**Given task**.
Copy every line of the material below that contains the word "title". Matches must have the same uppercase and lowercase letters.

**Extracted records**.
====
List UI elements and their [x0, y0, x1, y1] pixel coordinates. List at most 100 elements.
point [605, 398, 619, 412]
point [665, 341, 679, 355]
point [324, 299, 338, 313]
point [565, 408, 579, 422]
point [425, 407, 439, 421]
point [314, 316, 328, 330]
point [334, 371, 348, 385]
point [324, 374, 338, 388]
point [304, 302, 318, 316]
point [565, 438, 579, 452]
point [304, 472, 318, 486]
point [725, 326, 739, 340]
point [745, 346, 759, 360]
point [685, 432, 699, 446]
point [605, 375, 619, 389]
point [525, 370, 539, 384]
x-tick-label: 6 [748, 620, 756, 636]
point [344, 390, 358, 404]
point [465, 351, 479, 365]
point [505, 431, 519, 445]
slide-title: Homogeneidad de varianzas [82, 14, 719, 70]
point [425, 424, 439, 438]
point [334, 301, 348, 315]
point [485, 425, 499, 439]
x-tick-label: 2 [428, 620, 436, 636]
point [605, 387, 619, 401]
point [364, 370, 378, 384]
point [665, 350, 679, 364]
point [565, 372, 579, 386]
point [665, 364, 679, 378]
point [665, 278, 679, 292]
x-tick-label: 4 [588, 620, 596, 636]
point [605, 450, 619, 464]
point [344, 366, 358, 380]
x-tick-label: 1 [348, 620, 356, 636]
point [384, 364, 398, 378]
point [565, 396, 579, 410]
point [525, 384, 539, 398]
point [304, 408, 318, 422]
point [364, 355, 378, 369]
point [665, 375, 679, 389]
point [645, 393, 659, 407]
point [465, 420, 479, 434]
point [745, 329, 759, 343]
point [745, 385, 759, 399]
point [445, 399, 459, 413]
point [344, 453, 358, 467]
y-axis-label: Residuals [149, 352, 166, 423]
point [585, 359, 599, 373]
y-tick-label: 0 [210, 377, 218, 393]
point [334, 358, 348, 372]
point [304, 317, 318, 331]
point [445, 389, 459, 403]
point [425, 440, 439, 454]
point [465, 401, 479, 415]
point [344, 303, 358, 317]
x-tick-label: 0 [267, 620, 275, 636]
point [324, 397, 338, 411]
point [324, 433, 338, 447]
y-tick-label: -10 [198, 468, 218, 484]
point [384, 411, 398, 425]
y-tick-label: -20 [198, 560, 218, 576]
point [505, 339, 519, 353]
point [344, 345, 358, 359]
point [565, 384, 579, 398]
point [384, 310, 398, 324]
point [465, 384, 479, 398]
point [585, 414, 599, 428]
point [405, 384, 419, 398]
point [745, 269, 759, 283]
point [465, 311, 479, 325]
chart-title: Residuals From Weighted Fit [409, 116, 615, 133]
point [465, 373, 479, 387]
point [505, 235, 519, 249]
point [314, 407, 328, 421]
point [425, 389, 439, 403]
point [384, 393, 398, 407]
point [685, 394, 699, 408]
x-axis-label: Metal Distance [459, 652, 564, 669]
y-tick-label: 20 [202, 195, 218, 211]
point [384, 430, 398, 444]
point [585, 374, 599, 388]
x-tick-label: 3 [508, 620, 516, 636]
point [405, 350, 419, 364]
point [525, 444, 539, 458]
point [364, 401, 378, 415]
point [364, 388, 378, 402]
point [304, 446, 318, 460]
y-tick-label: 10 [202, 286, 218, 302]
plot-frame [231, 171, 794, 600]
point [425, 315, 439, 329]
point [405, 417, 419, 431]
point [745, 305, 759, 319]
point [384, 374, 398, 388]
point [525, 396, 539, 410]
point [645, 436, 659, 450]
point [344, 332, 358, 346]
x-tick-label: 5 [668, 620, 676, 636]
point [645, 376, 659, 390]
====
**Result**.
slide-title: Homogeneidad de varianzas [82, 14, 719, 70]
chart-title: Residuals From Weighted Fit [409, 116, 615, 133]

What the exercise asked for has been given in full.